- What the exercise asks
Copy everything in the data below exactly except the pictures.

- Data to use
━━━━━━━━━━━━━━━━

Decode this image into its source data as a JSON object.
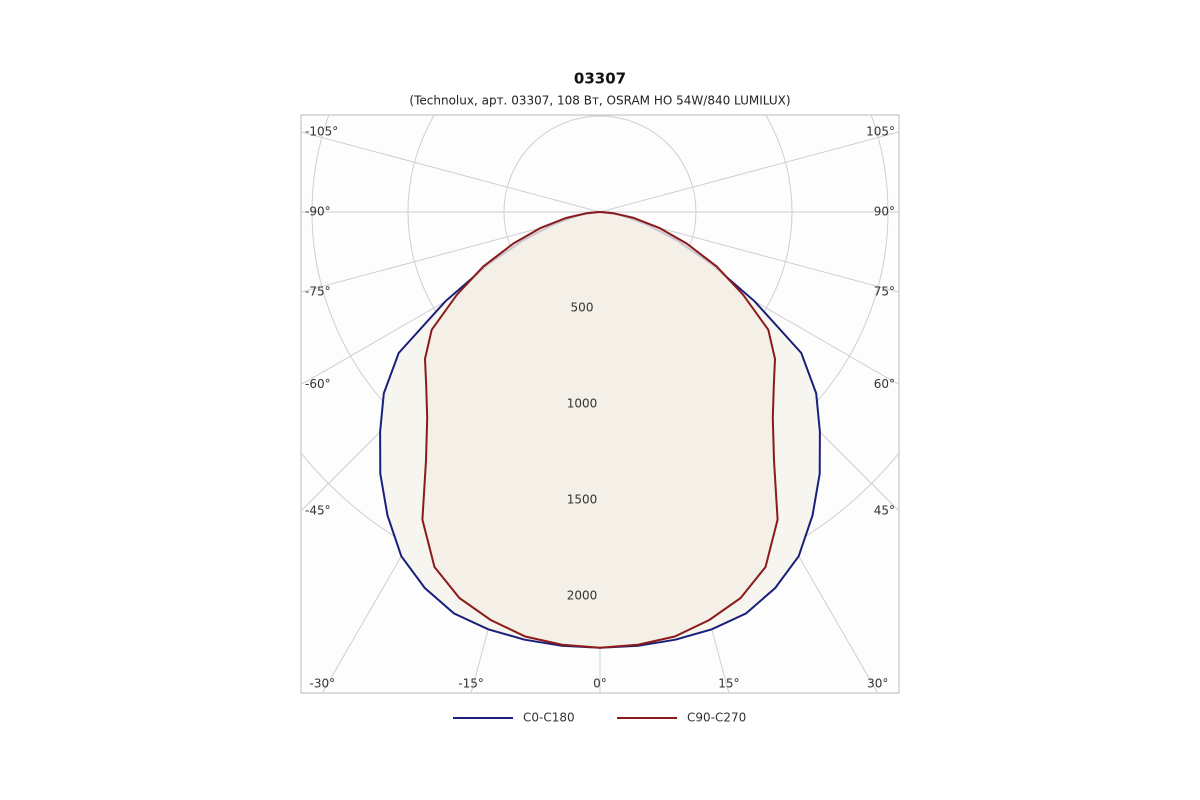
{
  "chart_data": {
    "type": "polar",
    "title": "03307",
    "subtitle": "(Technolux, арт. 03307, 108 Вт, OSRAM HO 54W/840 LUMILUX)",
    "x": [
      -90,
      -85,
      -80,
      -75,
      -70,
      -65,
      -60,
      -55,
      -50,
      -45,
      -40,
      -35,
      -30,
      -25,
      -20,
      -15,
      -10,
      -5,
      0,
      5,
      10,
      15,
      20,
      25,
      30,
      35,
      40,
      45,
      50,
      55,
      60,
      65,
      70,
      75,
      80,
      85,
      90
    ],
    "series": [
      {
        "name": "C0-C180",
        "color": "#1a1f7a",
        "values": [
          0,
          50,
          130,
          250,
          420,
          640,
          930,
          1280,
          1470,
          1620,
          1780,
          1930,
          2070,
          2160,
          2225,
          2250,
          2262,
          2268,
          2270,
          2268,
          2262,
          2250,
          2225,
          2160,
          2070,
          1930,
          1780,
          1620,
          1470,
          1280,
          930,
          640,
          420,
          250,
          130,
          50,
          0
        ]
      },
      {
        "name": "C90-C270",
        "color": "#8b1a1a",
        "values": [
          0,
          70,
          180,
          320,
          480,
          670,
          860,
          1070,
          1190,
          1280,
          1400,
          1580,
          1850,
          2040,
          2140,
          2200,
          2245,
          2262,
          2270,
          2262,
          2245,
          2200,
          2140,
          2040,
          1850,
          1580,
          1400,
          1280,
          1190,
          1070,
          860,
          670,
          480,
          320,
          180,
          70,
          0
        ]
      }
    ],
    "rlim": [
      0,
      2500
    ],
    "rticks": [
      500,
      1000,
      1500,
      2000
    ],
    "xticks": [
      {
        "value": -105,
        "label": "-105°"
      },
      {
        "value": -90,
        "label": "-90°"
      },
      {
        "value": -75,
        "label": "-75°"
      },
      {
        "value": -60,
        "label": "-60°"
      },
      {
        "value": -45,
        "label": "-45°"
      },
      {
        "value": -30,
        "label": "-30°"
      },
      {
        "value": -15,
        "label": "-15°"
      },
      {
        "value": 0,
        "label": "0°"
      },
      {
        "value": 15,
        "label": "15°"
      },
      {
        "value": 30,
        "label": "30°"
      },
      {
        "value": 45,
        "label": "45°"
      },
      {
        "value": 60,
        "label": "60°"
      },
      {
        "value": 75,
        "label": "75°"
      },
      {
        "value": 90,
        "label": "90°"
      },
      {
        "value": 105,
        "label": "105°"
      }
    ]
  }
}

━━━━━━━━━━━━━━━━

- Output for this task
Decode this image into its source data as a JSON object.
{
  "chart_data": {
    "type": "polar",
    "title": "03307",
    "subtitle": "(Technolux, арт. 03307, 108 Вт, OSRAM HO 54W/840 LUMILUX)",
    "x": [
      -90,
      -85,
      -80,
      -75,
      -70,
      -65,
      -60,
      -55,
      -50,
      -45,
      -40,
      -35,
      -30,
      -25,
      -20,
      -15,
      -10,
      -5,
      0,
      5,
      10,
      15,
      20,
      25,
      30,
      35,
      40,
      45,
      50,
      55,
      60,
      65,
      70,
      75,
      80,
      85,
      90
    ],
    "series": [
      {
        "name": "C0-C180",
        "color": "#1a1f7a",
        "values": [
          0,
          50,
          130,
          250,
          420,
          640,
          930,
          1280,
          1470,
          1620,
          1780,
          1930,
          2070,
          2160,
          2225,
          2250,
          2262,
          2268,
          2270,
          2268,
          2262,
          2250,
          2225,
          2160,
          2070,
          1930,
          1780,
          1620,
          1470,
          1280,
          930,
          640,
          420,
          250,
          130,
          50,
          0
        ]
      },
      {
        "name": "C90-C270",
        "color": "#8b1a1a",
        "values": [
          0,
          70,
          180,
          320,
          480,
          670,
          860,
          1070,
          1190,
          1280,
          1400,
          1580,
          1850,
          2040,
          2140,
          2200,
          2245,
          2262,
          2270,
          2262,
          2245,
          2200,
          2140,
          2040,
          1850,
          1580,
          1400,
          1280,
          1190,
          1070,
          860,
          670,
          480,
          320,
          180,
          70,
          0
        ]
      }
    ],
    "rlim": [
      0,
      2500
    ],
    "rticks": [
      500,
      1000,
      1500,
      2000
    ],
    "xticks": [
      {
        "value": -105,
        "label": "-105°"
      },
      {
        "value": -90,
        "label": "-90°"
      },
      {
        "value": -75,
        "label": "-75°"
      },
      {
        "value": -60,
        "label": "-60°"
      },
      {
        "value": -45,
        "label": "-45°"
      },
      {
        "value": -30,
        "label": "-30°"
      },
      {
        "value": -15,
        "label": "-15°"
      },
      {
        "value": 0,
        "label": "0°"
      },
      {
        "value": 15,
        "label": "15°"
      },
      {
        "value": 30,
        "label": "30°"
      },
      {
        "value": 45,
        "label": "45°"
      },
      {
        "value": 60,
        "label": "60°"
      },
      {
        "value": 75,
        "label": "75°"
      },
      {
        "value": 90,
        "label": "90°"
      },
      {
        "value": 105,
        "label": "105°"
      }
    ]
  }
}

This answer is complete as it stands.